**Dataset extract**.

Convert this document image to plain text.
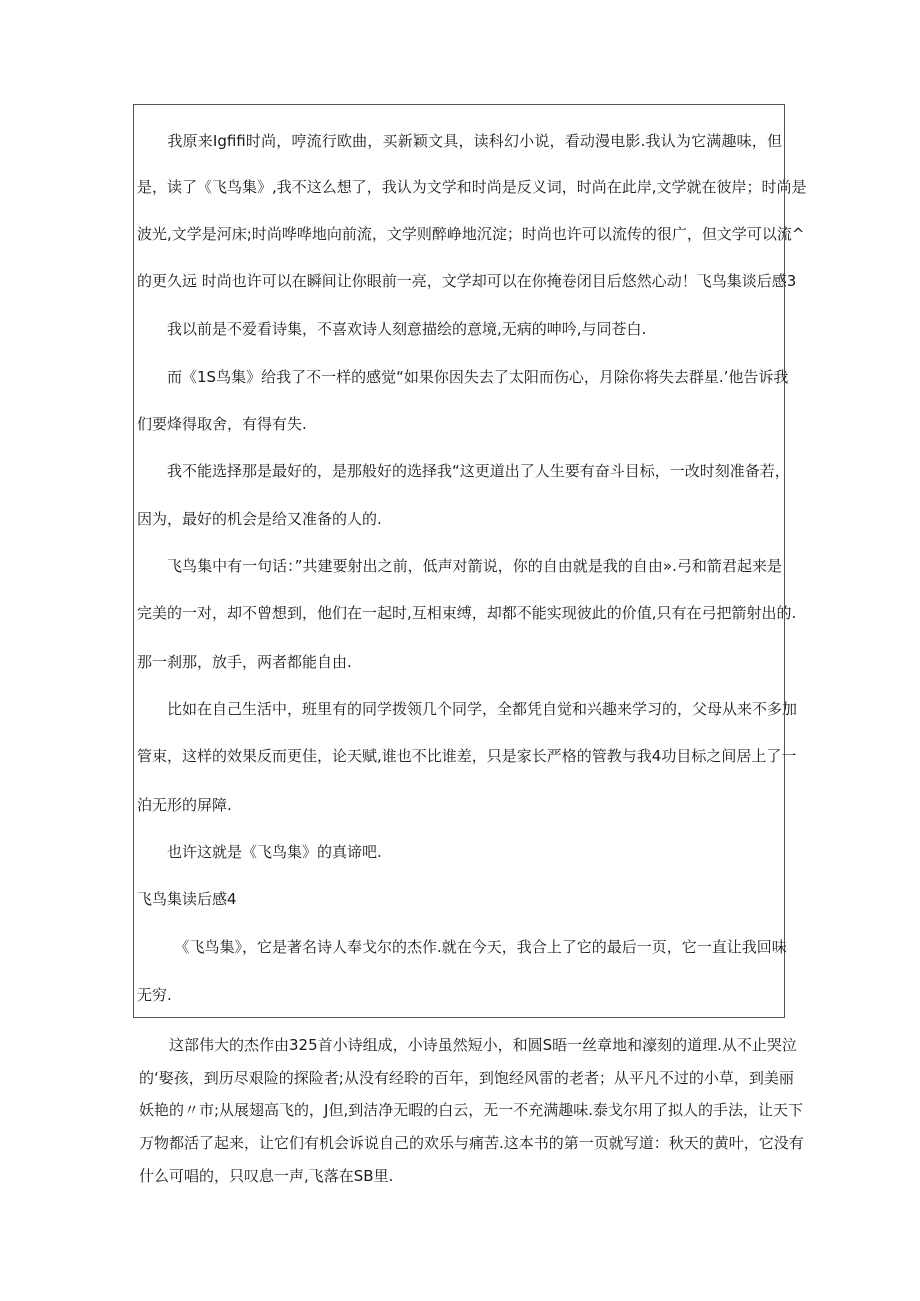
　　我原来Igfifi时尚，哼流行欧曲，买新颖文具，读科幻小说，看动漫电影.我认为它满趣味，但
是，读了《飞鸟集》,我不这么想了，我认为文学和时尚是反义词，时尚在此岸,文学就在彼岸；时尚是
波光,文学是河床;时尚哗哗地向前流，文学则醉峥地沉淀；时尚也许可以流传的很广，但文学可以流^
的更久远 时尚也许可以在瞬间让你眼前一亮，文学却可以在你掩卷闭目后悠然心动！飞鸟集谈后感3
　　我以前是不爱看诗集，不喜欢诗人刻意描绘的意境,无病的呻吟,与同苍白.
　　而《1S鸟集》给我了不一样的感觉“如果你因失去了太阳而伤心，月除你将失去群星.’他告诉我
们要烽得取舍，有得有失.
　　我不能选择那是最好的，是那般好的选择我“这更道出了人生要有奋斗目标，一改时刻准备若，
因为，最好的机会是给又准备的人的.
　　飞鸟集中有一句话：”共建要射出之前，低声对箭说，你的自由就是我的自由».弓和箭君起来是
完美的一对，却不曾想到，他们在一起时,互相束缚，却都不能实现彼此的价值,只有在弓把箭射出的.
那一刹那，放手，两者都能自由.
　　比如在自己生活中，班里有的同学拨领几个同学，全都凭自觉和兴趣来学习的，父母从来不多加
管束，这样的效果反而更佳，论天赋,谁也不比谁差，只是家长严格的管教与我4功目标之间居上了一
泊无形的屏障.
　　也许这就是《飞鸟集》的真谛吧.
飞鸟集读后感4
　　　《飞鸟集》，它是著名诗人奉戈尔的杰作.就在今天，我合上了它的最后一页，它一直让我回味
无穷.
　　这部伟大的杰作由325首小诗组成，小诗虽然短小，和圆S晤一丝章地和濠刻的道理.从不止哭泣
的‘娶孩，到历尽艰险的探险者;从没有经聆的百年，到饱经风雷的老者；从平凡不过的小草，到美丽
妖艳的〃市;从展翅高飞的，J但,到洁净无暇的白云，无一不充满趣味.泰戈尔用了拟人的手法，让天下
万物都活了起来，让它们有机会诉说自己的欢乐与痛苦.这本书的第一页就写道：秋天的黄叶，它没有
什么可唱的，只叹息一声,飞落在SB里.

**Set problem**. Take the entries shown above and quote them verbatim, passing over the pictures.

**Exercise solution**.
Convert this document image to plain text.
　　我原来Igfifi时尚，哼流行欧曲，买新颖文具，读科幻小说，看动漫电影.我认为它满趣味，但
是，读了《飞鸟集》,我不这么想了，我认为文学和时尚是反义词，时尚在此岸,文学就在彼岸；时尚是
波光,文学是河床;时尚哗哗地向前流，文学则醉峥地沉淀；时尚也许可以流传的很广，但文学可以流^
的更久远 时尚也许可以在瞬间让你眼前一亮，文学却可以在你掩卷闭目后悠然心动！飞鸟集谈后感3
　　我以前是不爱看诗集，不喜欢诗人刻意描绘的意境,无病的呻吟,与同苍白.
　　而《1S鸟集》给我了不一样的感觉“如果你因失去了太阳而伤心，月除你将失去群星.’他告诉我
们要烽得取舍，有得有失.
　　我不能选择那是最好的，是那般好的选择我“这更道出了人生要有奋斗目标，一改时刻准备若，
因为，最好的机会是给又准备的人的.
　　飞鸟集中有一句话：”共建要射出之前，低声对箭说，你的自由就是我的自由».弓和箭君起来是
完美的一对，却不曾想到，他们在一起时,互相束缚，却都不能实现彼此的价值,只有在弓把箭射出的.
那一刹那，放手，两者都能自由.
　　比如在自己生活中，班里有的同学拨领几个同学，全都凭自觉和兴趣来学习的，父母从来不多加
管束，这样的效果反而更佳，论天赋,谁也不比谁差，只是家长严格的管教与我4功目标之间居上了一
泊无形的屏障.
　　也许这就是《飞鸟集》的真谛吧.
飞鸟集读后感4
　　　《飞鸟集》，它是著名诗人奉戈尔的杰作.就在今天，我合上了它的最后一页，它一直让我回味
无穷.
　　这部伟大的杰作由325首小诗组成，小诗虽然短小，和圆S晤一丝章地和濠刻的道理.从不止哭泣
的‘娶孩，到历尽艰险的探险者;从没有经聆的百年，到饱经风雷的老者；从平凡不过的小草，到美丽
妖艳的〃市;从展翅高飞的，J但,到洁净无暇的白云，无一不充满趣味.泰戈尔用了拟人的手法，让天下
万物都活了起来，让它们有机会诉说自己的欢乐与痛苦.这本书的第一页就写道：秋天的黄叶，它没有
什么可唱的，只叹息一声,飞落在SB里.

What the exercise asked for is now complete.